-- begin Extracted material --
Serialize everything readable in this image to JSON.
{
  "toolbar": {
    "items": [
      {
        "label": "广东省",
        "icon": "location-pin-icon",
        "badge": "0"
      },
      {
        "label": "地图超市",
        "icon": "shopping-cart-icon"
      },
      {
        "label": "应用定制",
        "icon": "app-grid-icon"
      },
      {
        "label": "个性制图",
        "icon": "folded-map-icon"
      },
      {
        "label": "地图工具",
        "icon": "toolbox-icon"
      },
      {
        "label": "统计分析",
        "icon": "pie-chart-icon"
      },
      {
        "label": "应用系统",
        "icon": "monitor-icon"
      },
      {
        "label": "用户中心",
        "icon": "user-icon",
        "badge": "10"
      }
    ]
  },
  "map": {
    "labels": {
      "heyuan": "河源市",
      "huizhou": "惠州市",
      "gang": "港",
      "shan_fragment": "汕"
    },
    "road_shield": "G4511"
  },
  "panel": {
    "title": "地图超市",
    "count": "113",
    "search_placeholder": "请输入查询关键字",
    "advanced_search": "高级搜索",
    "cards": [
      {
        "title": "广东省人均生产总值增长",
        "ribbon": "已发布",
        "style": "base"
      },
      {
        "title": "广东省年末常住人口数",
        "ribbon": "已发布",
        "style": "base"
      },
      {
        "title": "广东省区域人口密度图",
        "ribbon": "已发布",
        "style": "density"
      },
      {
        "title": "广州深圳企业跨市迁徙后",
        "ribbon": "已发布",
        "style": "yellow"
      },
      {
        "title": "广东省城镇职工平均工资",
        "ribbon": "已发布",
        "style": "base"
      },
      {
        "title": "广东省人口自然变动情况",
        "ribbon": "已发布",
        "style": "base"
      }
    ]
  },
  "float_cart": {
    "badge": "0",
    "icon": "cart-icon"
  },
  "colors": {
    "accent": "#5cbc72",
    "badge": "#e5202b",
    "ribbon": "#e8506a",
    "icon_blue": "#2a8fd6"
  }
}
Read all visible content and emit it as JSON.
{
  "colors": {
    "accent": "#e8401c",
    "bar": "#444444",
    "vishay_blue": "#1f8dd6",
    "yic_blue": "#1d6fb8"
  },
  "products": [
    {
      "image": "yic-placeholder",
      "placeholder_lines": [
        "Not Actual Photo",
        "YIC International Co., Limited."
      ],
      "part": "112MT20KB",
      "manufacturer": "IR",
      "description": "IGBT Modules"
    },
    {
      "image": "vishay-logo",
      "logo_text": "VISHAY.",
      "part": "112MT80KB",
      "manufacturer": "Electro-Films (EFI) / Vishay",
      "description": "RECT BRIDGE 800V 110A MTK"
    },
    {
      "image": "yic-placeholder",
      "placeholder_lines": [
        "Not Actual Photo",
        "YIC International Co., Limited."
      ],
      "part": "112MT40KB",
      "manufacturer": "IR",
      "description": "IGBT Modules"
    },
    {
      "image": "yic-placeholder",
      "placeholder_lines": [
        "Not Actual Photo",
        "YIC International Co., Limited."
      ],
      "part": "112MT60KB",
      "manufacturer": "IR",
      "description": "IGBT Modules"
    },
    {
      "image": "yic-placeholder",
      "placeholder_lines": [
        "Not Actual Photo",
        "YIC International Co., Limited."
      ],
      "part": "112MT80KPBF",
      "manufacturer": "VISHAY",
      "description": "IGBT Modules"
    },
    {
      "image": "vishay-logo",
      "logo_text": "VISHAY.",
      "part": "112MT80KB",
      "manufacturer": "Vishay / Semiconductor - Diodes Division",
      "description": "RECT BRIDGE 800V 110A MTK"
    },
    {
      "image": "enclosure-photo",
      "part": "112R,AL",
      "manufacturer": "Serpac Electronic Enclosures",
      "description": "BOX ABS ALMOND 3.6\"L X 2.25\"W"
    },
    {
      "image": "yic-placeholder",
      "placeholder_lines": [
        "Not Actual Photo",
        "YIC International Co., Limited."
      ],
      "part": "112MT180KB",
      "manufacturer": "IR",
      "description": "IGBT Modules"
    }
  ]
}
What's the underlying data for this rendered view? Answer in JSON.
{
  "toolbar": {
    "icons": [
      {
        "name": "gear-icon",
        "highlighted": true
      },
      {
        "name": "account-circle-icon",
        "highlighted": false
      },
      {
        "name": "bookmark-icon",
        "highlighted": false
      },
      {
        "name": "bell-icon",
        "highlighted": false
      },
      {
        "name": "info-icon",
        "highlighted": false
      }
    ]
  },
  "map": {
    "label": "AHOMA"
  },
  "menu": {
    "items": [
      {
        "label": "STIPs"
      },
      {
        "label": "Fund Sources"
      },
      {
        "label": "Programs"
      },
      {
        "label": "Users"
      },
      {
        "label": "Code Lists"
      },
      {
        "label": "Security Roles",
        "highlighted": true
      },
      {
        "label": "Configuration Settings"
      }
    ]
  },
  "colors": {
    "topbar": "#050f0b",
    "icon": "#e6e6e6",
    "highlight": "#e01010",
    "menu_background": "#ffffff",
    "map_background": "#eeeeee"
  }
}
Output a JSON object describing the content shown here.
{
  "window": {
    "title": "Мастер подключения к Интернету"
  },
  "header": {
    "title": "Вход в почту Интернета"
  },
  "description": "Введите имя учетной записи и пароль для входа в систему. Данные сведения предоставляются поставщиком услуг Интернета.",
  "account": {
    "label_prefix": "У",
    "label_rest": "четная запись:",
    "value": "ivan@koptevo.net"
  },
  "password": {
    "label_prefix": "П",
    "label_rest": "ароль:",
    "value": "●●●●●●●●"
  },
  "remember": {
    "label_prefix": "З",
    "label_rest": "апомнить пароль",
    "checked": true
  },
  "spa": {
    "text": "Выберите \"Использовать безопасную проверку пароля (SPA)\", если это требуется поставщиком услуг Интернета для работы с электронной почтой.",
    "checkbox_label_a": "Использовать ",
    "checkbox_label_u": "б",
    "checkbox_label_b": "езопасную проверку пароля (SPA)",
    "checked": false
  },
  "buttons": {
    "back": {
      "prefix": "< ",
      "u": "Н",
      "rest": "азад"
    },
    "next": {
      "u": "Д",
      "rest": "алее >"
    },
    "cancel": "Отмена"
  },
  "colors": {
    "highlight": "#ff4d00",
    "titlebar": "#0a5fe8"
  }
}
-- end Extracted material --
Find the word "проверку" in the entries, and copy every line it shows up in.

    "text": "Выберите \"Использовать безопасную проверку пароля (SPA)\", если это требуется поставщиком услуг Интернета для работы с электронной почтой.",
    "checkbox_label_b": "езопасную проверку пароля (SPA)",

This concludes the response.